◆ **Work required**: Check every line below for the string "document", and copy the lines that contain it.

◆ **Dataset**:
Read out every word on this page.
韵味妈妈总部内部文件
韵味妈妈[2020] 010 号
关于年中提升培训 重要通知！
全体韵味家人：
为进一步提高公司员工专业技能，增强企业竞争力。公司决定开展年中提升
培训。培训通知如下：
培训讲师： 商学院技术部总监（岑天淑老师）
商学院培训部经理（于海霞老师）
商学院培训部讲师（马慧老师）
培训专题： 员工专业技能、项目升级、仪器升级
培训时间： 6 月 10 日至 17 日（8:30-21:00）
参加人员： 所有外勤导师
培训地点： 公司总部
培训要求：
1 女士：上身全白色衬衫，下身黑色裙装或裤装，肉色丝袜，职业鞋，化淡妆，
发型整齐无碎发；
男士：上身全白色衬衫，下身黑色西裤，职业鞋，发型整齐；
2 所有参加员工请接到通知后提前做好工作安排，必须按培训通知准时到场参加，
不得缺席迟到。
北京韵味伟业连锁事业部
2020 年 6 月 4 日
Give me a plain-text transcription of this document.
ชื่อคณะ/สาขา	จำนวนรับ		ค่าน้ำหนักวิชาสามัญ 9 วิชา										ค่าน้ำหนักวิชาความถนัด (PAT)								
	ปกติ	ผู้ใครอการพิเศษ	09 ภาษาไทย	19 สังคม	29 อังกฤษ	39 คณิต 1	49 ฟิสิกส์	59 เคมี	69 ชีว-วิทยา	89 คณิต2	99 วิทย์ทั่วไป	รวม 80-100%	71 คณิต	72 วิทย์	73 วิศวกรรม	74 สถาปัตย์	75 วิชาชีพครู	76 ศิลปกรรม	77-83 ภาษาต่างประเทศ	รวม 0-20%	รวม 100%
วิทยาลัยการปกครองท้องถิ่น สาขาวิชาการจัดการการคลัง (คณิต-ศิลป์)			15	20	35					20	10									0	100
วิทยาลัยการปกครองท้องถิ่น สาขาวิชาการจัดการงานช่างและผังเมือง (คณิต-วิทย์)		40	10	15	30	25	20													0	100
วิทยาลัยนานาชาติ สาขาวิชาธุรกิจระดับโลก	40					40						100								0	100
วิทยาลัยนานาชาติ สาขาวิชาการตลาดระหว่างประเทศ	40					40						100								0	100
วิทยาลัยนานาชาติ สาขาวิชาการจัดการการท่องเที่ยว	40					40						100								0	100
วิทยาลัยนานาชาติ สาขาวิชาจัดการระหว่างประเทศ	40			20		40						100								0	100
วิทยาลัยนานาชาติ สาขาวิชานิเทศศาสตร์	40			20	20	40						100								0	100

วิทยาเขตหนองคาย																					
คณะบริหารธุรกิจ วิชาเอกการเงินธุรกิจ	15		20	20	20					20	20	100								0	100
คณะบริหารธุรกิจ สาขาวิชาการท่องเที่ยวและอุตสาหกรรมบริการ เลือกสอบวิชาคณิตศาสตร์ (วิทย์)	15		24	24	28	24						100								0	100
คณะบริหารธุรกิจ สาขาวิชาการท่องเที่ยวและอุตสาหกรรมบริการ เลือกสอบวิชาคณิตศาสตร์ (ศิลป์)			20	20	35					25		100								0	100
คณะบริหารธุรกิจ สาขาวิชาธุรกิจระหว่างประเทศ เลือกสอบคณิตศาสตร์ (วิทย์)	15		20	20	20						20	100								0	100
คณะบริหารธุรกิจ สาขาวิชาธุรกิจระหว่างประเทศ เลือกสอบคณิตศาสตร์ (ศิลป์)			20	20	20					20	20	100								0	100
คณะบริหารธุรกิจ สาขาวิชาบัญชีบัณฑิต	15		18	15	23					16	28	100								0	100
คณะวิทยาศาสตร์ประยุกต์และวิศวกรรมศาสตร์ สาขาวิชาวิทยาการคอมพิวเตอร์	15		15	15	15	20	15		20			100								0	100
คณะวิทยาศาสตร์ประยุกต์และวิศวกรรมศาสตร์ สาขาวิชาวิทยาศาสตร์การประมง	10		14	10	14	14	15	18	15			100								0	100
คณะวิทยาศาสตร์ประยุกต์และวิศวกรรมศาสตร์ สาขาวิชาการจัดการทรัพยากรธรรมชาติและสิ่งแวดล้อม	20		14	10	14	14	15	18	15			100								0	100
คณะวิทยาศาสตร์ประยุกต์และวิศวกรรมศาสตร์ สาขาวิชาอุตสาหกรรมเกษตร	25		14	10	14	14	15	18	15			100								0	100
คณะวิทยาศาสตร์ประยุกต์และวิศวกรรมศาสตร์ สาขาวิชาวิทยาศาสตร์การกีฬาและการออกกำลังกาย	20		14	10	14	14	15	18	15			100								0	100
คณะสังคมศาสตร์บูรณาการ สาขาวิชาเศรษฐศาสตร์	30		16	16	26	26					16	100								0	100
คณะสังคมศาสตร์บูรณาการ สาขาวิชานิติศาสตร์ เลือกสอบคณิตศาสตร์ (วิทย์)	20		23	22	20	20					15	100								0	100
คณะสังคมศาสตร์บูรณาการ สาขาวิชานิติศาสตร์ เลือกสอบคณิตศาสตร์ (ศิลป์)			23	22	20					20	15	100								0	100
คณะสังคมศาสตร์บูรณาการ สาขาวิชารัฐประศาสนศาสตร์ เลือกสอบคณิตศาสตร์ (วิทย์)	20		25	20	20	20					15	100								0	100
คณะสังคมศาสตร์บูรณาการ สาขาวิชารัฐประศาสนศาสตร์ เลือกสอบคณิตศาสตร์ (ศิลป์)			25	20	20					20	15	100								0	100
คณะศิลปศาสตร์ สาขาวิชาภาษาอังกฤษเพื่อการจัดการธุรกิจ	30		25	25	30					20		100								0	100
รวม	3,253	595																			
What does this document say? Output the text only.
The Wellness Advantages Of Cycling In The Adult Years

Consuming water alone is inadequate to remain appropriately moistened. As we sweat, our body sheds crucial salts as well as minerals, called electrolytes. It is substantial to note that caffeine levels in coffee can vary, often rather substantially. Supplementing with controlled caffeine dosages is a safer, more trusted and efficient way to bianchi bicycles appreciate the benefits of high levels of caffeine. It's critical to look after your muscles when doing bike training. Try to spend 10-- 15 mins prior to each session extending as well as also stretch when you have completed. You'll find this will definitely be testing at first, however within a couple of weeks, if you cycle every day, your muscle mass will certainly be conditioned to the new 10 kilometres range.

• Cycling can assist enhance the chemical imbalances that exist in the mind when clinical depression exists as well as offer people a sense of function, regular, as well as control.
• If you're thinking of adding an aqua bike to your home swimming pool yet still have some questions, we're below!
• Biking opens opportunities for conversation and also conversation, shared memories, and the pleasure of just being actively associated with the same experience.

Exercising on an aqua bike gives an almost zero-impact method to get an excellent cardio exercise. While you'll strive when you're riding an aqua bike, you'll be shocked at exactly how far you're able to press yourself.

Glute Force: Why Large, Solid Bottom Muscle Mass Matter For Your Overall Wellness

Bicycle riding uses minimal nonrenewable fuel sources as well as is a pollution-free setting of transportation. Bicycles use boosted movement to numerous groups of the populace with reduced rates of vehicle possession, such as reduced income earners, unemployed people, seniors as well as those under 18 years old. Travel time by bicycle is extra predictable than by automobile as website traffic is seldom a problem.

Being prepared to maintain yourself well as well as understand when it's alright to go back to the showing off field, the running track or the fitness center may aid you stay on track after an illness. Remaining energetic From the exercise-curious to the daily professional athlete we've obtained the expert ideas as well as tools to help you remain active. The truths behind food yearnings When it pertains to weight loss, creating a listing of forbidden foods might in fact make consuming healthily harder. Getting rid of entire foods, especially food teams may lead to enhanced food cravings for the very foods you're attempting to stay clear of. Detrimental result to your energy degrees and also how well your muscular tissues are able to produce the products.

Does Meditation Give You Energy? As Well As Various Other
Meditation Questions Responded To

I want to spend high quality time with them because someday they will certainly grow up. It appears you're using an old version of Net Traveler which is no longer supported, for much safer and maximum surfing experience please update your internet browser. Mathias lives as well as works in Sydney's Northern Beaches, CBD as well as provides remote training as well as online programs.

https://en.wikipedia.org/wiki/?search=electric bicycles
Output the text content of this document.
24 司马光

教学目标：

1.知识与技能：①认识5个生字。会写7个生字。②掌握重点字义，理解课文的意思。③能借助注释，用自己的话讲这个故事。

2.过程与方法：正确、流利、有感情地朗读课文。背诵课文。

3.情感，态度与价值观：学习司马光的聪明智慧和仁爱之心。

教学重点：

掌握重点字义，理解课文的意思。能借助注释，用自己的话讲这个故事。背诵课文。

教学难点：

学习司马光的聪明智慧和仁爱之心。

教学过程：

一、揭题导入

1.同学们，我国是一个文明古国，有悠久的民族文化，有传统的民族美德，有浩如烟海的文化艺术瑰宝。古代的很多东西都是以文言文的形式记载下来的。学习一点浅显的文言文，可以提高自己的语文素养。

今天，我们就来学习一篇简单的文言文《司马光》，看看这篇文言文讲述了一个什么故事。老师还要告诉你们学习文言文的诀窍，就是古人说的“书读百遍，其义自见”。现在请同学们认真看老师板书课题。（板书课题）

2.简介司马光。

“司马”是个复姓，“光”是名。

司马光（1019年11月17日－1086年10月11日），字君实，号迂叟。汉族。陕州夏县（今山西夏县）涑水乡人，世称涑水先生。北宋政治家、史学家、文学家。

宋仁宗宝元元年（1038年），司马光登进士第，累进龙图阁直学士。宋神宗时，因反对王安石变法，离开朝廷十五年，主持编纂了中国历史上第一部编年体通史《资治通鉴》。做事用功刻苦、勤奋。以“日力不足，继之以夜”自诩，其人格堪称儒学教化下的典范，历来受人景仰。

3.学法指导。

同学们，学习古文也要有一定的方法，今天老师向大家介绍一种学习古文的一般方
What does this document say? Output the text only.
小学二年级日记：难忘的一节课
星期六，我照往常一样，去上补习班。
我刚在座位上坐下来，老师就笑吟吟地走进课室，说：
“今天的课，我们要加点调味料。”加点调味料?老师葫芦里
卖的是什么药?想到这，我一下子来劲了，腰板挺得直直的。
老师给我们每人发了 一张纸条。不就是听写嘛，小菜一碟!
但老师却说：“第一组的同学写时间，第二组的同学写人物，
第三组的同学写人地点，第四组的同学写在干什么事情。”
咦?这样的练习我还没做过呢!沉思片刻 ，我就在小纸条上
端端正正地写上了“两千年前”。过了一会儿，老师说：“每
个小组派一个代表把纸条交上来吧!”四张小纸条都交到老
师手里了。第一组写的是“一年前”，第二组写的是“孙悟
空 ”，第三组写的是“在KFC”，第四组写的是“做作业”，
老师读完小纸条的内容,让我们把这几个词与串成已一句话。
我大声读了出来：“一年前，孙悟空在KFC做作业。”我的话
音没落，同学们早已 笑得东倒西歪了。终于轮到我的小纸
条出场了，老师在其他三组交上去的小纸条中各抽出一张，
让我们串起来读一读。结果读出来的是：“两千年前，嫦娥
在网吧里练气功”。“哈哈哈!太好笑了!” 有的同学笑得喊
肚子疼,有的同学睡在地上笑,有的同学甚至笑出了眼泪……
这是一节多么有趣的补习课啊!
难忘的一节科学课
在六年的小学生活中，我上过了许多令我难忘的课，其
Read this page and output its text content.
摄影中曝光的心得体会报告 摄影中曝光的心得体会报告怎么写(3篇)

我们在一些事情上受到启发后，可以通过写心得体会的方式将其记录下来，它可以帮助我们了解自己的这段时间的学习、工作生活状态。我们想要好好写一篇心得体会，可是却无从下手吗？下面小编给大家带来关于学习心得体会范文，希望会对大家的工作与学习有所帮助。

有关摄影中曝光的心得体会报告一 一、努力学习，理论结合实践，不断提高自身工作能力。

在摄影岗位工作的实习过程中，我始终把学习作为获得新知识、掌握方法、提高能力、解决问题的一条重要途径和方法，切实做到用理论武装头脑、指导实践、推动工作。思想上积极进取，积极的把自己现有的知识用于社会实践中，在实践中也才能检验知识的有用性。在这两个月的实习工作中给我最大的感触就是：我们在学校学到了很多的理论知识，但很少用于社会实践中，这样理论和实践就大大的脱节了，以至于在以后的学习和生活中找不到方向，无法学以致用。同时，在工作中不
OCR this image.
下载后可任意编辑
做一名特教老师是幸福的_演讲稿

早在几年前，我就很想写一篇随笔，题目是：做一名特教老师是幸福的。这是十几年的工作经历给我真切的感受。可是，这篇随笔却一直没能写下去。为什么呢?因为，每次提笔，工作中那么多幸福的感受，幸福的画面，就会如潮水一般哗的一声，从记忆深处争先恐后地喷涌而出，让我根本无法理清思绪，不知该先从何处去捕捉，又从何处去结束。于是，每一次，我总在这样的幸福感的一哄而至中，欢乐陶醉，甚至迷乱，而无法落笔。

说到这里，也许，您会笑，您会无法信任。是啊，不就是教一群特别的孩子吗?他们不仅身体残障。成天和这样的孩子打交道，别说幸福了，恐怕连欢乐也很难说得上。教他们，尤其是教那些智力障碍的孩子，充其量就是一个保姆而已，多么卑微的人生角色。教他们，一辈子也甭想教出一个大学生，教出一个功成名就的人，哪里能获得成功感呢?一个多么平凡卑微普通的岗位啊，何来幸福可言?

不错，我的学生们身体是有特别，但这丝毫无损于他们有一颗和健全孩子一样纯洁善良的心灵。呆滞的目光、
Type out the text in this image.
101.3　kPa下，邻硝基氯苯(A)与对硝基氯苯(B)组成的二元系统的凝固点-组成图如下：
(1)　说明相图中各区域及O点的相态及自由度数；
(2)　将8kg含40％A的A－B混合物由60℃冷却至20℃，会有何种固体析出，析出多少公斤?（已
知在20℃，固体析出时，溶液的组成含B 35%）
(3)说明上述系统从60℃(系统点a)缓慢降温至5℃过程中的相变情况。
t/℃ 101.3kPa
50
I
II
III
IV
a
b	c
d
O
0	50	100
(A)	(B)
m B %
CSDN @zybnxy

◆ **Exercise answer**:
Give me a plain-text transcription of this document.
What does this document say? Output the text only.
Output the text content of this document.
What does this document say? Output the text only.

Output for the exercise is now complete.